Input data
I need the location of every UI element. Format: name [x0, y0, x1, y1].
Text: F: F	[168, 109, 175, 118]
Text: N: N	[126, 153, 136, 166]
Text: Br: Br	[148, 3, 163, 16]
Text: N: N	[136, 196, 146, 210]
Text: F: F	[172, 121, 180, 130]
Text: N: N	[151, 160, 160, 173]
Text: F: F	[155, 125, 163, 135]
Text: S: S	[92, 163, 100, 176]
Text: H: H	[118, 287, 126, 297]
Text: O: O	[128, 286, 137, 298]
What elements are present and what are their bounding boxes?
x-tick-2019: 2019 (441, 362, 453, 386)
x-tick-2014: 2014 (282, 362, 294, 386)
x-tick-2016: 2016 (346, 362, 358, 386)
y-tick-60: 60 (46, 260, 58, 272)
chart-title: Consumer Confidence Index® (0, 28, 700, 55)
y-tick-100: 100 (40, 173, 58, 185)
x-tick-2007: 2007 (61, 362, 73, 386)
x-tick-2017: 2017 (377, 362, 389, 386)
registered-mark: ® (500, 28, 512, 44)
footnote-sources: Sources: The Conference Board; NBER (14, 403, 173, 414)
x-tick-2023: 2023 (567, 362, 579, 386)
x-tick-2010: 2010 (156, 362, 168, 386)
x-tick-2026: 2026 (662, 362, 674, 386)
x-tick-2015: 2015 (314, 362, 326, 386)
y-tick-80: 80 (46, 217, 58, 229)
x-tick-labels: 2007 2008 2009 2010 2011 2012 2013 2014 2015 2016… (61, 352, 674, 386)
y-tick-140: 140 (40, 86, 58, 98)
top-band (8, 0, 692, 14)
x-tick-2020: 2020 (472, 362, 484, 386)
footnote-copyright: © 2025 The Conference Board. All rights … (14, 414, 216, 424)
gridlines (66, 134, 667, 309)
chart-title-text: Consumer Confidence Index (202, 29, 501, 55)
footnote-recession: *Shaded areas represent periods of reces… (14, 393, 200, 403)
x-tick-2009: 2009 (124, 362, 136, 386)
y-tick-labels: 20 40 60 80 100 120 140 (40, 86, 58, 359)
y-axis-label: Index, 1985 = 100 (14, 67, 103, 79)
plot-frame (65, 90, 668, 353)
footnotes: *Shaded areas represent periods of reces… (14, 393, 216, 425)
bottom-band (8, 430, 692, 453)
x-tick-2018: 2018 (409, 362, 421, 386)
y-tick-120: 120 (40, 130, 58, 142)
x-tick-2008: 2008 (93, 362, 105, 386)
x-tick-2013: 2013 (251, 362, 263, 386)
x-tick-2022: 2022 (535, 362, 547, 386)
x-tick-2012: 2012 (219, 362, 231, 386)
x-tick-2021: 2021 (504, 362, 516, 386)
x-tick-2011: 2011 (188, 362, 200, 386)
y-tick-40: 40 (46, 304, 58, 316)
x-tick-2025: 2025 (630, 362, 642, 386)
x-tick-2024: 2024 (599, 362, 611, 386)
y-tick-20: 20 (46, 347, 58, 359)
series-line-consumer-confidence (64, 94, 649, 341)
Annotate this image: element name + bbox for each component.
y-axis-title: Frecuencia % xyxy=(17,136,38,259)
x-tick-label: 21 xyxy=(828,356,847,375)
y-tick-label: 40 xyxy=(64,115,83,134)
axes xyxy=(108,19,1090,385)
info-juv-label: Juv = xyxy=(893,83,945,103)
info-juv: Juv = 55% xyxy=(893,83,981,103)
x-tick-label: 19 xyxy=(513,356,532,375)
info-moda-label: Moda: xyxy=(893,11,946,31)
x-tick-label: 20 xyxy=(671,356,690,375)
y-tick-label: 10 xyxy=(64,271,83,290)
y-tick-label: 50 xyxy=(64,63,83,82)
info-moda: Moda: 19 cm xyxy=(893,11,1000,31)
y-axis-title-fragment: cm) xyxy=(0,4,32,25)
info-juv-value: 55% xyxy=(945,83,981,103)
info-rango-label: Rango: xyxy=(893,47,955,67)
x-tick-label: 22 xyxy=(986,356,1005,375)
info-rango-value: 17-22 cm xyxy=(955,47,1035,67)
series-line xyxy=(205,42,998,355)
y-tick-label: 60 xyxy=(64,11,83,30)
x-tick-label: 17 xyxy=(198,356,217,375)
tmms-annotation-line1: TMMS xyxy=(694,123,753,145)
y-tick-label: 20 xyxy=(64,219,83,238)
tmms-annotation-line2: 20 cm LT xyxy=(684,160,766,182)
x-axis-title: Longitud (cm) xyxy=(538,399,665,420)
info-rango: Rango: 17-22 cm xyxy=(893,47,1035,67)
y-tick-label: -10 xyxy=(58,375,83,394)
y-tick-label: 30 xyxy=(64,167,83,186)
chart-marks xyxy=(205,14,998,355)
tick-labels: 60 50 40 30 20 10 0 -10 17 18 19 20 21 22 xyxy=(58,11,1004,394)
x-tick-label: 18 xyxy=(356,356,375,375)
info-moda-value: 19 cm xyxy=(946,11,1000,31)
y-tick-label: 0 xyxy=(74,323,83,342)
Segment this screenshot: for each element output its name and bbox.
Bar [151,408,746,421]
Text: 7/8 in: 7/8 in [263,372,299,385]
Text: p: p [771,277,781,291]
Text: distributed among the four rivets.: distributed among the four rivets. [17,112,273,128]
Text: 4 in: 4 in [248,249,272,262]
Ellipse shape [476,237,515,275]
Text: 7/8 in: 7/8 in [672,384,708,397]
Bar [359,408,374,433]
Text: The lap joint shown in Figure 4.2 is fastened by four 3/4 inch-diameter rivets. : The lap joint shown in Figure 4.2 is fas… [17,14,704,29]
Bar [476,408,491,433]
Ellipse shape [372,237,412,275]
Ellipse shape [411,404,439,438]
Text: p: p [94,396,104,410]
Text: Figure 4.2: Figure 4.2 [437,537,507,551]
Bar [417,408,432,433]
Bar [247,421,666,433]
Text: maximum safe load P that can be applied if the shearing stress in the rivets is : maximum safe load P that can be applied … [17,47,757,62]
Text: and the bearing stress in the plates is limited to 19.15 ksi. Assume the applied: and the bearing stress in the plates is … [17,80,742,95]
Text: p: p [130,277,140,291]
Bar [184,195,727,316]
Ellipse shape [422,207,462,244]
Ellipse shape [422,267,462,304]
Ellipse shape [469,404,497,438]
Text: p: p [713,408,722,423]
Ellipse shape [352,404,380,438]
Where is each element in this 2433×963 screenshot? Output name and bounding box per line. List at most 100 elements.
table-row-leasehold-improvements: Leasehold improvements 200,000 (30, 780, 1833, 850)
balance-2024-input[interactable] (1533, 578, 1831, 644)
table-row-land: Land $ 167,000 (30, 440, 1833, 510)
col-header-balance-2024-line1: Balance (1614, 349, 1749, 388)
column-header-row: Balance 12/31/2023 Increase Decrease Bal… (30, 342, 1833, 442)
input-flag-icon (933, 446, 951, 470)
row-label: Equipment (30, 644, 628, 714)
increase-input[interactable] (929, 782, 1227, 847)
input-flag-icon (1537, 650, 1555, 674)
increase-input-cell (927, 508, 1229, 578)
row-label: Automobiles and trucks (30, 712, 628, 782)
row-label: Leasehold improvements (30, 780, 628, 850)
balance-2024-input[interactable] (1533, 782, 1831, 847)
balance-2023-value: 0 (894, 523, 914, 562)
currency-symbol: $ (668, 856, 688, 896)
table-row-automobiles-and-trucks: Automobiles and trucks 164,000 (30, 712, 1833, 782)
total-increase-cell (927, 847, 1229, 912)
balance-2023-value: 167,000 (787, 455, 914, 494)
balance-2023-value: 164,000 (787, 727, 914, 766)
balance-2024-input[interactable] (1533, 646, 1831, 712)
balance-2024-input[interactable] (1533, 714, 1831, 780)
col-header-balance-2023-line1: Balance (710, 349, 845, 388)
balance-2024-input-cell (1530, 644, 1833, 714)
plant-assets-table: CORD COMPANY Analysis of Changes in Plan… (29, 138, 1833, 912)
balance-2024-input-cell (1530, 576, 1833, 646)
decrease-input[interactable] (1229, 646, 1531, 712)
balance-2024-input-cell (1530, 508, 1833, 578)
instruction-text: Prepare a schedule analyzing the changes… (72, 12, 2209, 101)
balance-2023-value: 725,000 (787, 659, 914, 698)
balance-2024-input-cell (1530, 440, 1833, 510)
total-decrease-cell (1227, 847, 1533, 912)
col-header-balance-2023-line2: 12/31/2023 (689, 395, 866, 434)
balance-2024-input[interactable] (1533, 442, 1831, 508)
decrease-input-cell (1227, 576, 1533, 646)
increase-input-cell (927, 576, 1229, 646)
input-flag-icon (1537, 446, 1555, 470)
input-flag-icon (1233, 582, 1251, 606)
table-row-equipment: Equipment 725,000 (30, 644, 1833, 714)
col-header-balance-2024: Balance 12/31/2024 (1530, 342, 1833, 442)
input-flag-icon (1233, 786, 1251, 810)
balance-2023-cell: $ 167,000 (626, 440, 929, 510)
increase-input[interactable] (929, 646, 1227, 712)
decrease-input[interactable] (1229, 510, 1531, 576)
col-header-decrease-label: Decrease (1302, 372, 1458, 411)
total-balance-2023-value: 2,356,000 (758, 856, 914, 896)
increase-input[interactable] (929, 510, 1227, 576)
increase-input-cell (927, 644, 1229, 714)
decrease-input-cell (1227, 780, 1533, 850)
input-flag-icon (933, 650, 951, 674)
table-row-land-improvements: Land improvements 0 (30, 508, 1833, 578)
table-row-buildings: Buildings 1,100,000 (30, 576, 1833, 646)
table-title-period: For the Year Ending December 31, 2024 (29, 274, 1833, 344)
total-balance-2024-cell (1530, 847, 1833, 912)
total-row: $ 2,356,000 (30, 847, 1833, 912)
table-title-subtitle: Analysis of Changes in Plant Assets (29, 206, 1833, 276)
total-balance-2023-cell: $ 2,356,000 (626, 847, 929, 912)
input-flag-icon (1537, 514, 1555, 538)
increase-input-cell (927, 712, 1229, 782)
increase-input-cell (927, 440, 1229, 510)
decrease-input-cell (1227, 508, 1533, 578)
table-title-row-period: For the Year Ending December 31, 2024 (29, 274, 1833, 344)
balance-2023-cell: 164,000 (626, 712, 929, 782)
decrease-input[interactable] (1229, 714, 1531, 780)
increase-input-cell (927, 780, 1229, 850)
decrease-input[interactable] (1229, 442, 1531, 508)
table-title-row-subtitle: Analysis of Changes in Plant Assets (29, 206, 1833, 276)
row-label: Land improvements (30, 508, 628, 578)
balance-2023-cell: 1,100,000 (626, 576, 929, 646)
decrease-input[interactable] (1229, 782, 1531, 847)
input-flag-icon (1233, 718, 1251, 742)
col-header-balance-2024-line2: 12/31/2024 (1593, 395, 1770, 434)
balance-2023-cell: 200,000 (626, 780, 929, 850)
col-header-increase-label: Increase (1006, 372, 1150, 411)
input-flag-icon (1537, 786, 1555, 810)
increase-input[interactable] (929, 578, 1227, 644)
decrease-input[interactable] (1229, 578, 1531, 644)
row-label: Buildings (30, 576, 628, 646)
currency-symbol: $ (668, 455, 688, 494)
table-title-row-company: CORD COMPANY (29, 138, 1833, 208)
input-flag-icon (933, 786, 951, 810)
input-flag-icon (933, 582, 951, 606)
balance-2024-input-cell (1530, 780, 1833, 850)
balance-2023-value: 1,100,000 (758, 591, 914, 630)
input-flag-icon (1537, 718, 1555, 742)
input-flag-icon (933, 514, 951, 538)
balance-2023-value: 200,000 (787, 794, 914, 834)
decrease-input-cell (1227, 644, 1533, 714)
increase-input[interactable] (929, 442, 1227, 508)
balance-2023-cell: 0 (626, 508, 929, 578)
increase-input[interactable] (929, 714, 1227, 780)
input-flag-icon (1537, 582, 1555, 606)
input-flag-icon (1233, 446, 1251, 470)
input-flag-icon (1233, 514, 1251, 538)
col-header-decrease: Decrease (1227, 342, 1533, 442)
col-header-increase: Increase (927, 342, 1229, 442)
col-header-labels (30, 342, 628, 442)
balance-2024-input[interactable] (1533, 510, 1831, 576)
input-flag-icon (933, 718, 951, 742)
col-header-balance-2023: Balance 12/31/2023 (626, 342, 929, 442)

Required work
Render the rows from the very first one through the row containing "registered-mark: ® (500, 28, 512, 44)", both included, as a JSON list of strings with one string per line and blank lines left out.

Exercise answer
[
  "I need the location of every UI element. Format: name [x0, y0, x1, y1].",
  "Text: F: F\t[168, 109, 175, 118]",
  "Text: N: N\t[126, 153, 136, 166]",
  "Text: Br: Br\t[148, 3, 163, 16]",
  "Text: N: N\t[136, 196, 146, 210]",
  "Text: F: F\t[172, 121, 180, 130]",
  "Text: N: N\t[151, 160, 160, 173]",
  "Text: F: F\t[155, 125, 163, 135]",
  "Text: S: S\t[92, 163, 100, 176]",
  "Text: H: H\t[118, 287, 126, 297]",
  "Text: O: O\t[128, 286, 137, 298]",
  "What elements are present and what are their bounding boxes?",
  "x-tick-2019: 2019 (441, 362, 453, 386)",
  "x-tick-2014: 2014 (282, 362, 294, 386)",
  "x-tick-2016: 2016 (346, 362, 358, 386)",
  "y-tick-60: 60 (46, 260, 58, 272)",
  "chart-title: Consumer Confidence Index® (0, 28, 700, 55)",
  "y-tick-100: 100 (40, 173, 58, 185)",
  "x-tick-2007: 2007 (61, 362, 73, 386)",
  "x-tick-2017: 2017 (377, 362, 389, 386)",
  "registered-mark: ® (500, 28, 512, 44)"
]